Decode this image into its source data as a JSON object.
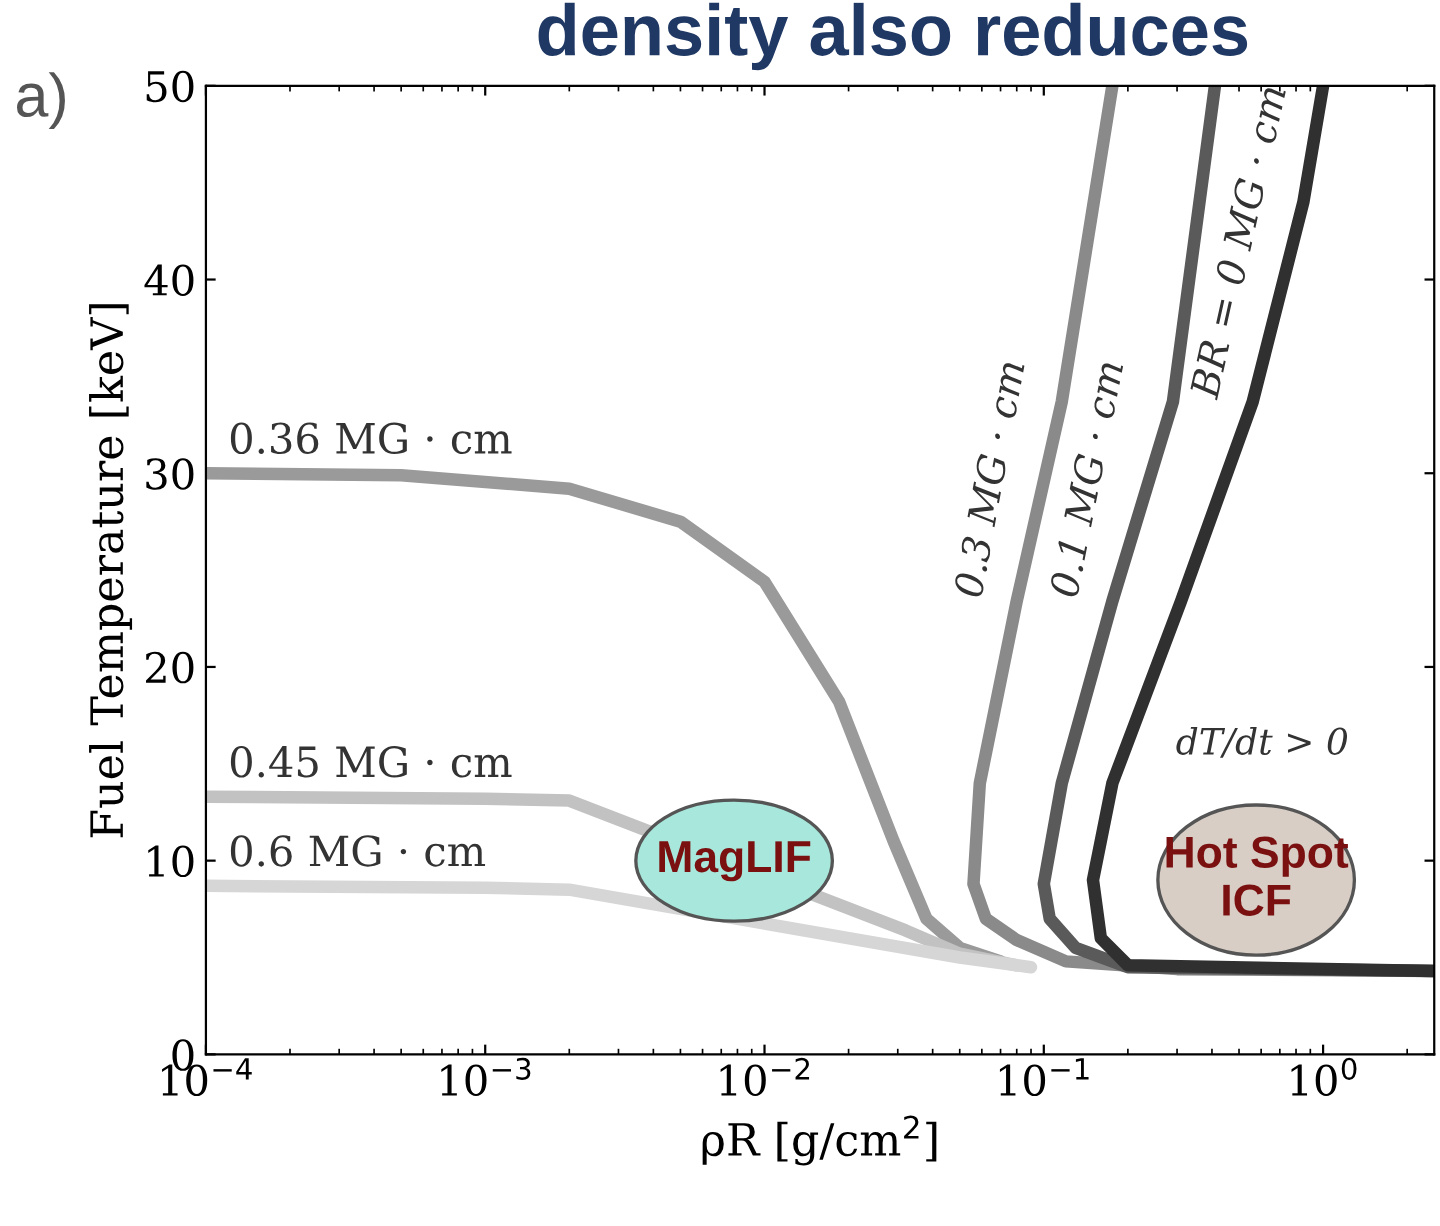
{
  "chart_data": {
    "type": "line",
    "title": "density also reduces",
    "xlabel": "ρR [g/cm$^{2}$]",
    "ylabel": "Fuel Temperature [keV]",
    "log": "x",
    "xlim": [
      0.0001,
      2.5
    ],
    "ylim": [
      0,
      50
    ],
    "xticks": [
      {
        "value": 0.0001,
        "label": "10$^{−4}$"
      },
      {
        "value": 0.001,
        "label": "10$^{−3}$"
      },
      {
        "value": 0.01,
        "label": "10$^{−2}$"
      },
      {
        "value": 0.1,
        "label": "10$^{−1}$"
      },
      {
        "value": 1,
        "label": "10$^{0}$"
      }
    ],
    "yticks": [
      0,
      10,
      20,
      30,
      40,
      50
    ],
    "grid": false,
    "legend": false,
    "marker": "none",
    "line_style": "solid",
    "series": [
      {
        "name": "0.36 MG · cm",
        "color": "#9a9a9a",
        "x": [
          0.0001,
          0.0005,
          0.002,
          0.005,
          0.01,
          0.0185,
          0.029,
          0.038,
          0.05,
          0.07
        ],
        "values": [
          30,
          29.9,
          29.2,
          27.5,
          24.4,
          18.2,
          11,
          7,
          5.5,
          4.8
        ]
      },
      {
        "name": "0.45 MG · cm",
        "color": "#c2c2c2",
        "x": [
          0.0001,
          0.001,
          0.002,
          0.032,
          0.05,
          0.08
        ],
        "values": [
          13.3,
          13.2,
          13.1,
          6.4,
          5.2,
          4.6
        ]
      },
      {
        "name": "0.6 MG · cm",
        "color": "#d6d6d6",
        "x": [
          0.0001,
          0.001,
          0.002,
          0.05,
          0.09
        ],
        "values": [
          8.7,
          8.6,
          8.5,
          5,
          4.5
        ]
      },
      {
        "name": "0.3 MG · cm",
        "color": "#8a8a8a",
        "x": [
          2.5,
          0.3,
          0.12,
          0.08,
          0.062,
          0.056,
          0.059,
          0.08,
          0.116,
          0.176
        ],
        "values": [
          4.3,
          4.4,
          4.8,
          5.9,
          7,
          8.8,
          14,
          23.4,
          33.7,
          50
        ]
      },
      {
        "name": "0.1 MG · cm",
        "color": "#5a5a5a",
        "x": [
          2.5,
          0.2,
          0.13,
          0.105,
          0.1,
          0.116,
          0.176,
          0.29,
          0.41
        ],
        "values": [
          4.3,
          4.5,
          5.5,
          7,
          8.8,
          14,
          23.4,
          33.7,
          50
        ]
      },
      {
        "name": "BR = 0 MG · cm",
        "color": "#303030",
        "x": [
          2.5,
          0.2,
          0.16,
          0.15,
          0.176,
          0.31,
          0.56,
          0.85,
          1.0
        ],
        "values": [
          4.3,
          4.6,
          6,
          9,
          14,
          23.4,
          33.7,
          44,
          50
        ]
      }
    ],
    "annotations": [
      "a)",
      "MagLIF",
      "Hot Spot\nICF",
      "dT/dt > 0"
    ]
  }
}
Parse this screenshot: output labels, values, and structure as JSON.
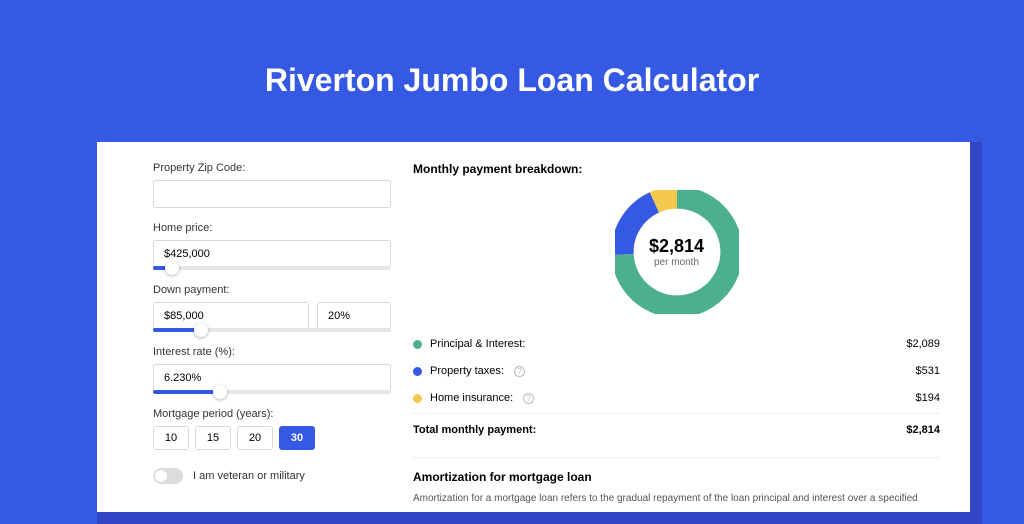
{
  "page": {
    "title": "Riverton Jumbo Loan Calculator",
    "bg_color": "#3659e3",
    "panel_shadow_color": "#3046c4",
    "panel_bg": "#ffffff"
  },
  "inputs": {
    "zip": {
      "label": "Property Zip Code:",
      "value": ""
    },
    "price": {
      "label": "Home price:",
      "value": "$425,000",
      "slider_pct": 8
    },
    "down": {
      "label": "Down payment:",
      "value": "$85,000",
      "pct_value": "20%",
      "slider_pct": 20
    },
    "rate": {
      "label": "Interest rate (%):",
      "value": "6.230%",
      "slider_pct": 28
    },
    "period": {
      "label": "Mortgage period (years):",
      "options": [
        "10",
        "15",
        "20",
        "30"
      ],
      "selected": "30"
    },
    "veteran": {
      "label": "I am veteran or military",
      "on": false
    }
  },
  "breakdown": {
    "title": "Monthly payment breakdown:",
    "center_value": "$2,814",
    "center_sub": "per month",
    "donut": {
      "circumference": 276.46,
      "stroke_width": 18,
      "segments": [
        {
          "name": "principal_interest",
          "label": "Principal & Interest:",
          "value": "$2,089",
          "color": "#4caf8f",
          "fraction": 0.742,
          "has_info": false
        },
        {
          "name": "property_taxes",
          "label": "Property taxes:",
          "value": "$531",
          "color": "#3659e3",
          "fraction": 0.189,
          "has_info": true
        },
        {
          "name": "home_insurance",
          "label": "Home insurance:",
          "value": "$194",
          "color": "#f4c94c",
          "fraction": 0.069,
          "has_info": true
        }
      ]
    },
    "total": {
      "label": "Total monthly payment:",
      "value": "$2,814"
    }
  },
  "amortization": {
    "title": "Amortization for mortgage loan",
    "body": "Amortization for a mortgage loan refers to the gradual repayment of the loan principal and interest over a specified"
  }
}
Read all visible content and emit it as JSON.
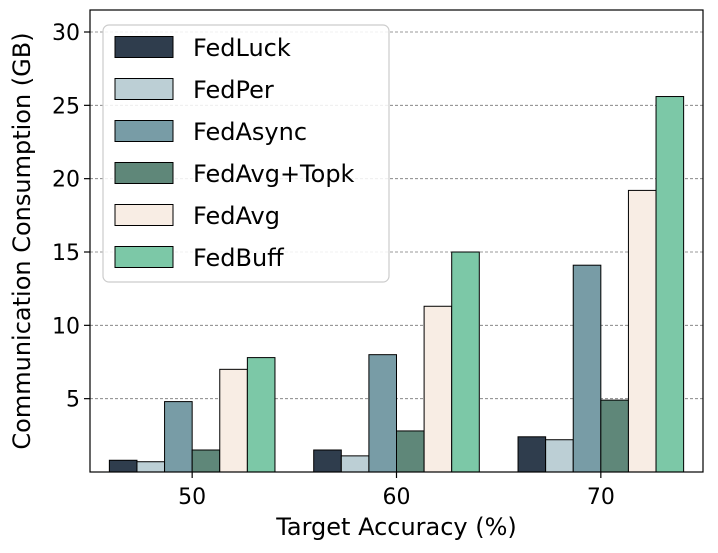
{
  "chart_data": {
    "type": "bar",
    "xlabel": "Target Accuracy (%)",
    "ylabel": "Communication Consumption (GB)",
    "categories": [
      "50",
      "60",
      "70"
    ],
    "ylim": [
      0,
      31.5
    ],
    "yticks": [
      5,
      10,
      15,
      20,
      25,
      30
    ],
    "grid": "horizontal dashed",
    "legend_position": "top-left",
    "series": [
      {
        "name": "FedLuck",
        "color": "#2f3d4d",
        "values": [
          0.8,
          1.5,
          2.4
        ]
      },
      {
        "name": "FedPer",
        "color": "#bccfd5",
        "values": [
          0.7,
          1.1,
          2.2
        ]
      },
      {
        "name": "FedAsync",
        "color": "#789ca6",
        "values": [
          4.8,
          8.0,
          14.1
        ]
      },
      {
        "name": "FedAvg+Topk",
        "color": "#5f8779",
        "values": [
          1.5,
          2.8,
          4.9
        ]
      },
      {
        "name": "FedAvg",
        "color": "#f8ede4",
        "values": [
          7.0,
          11.3,
          19.2
        ]
      },
      {
        "name": "FedBuff",
        "color": "#7cc8a7",
        "values": [
          7.8,
          15.0,
          25.6
        ]
      }
    ]
  }
}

> [SET EXERCISE] In the records above, locate every line with the string "false" and copy it.

> [SOLVED PROBLEM]
    "grid": false,
    "legend": false,
      "on": false
          "has_info": false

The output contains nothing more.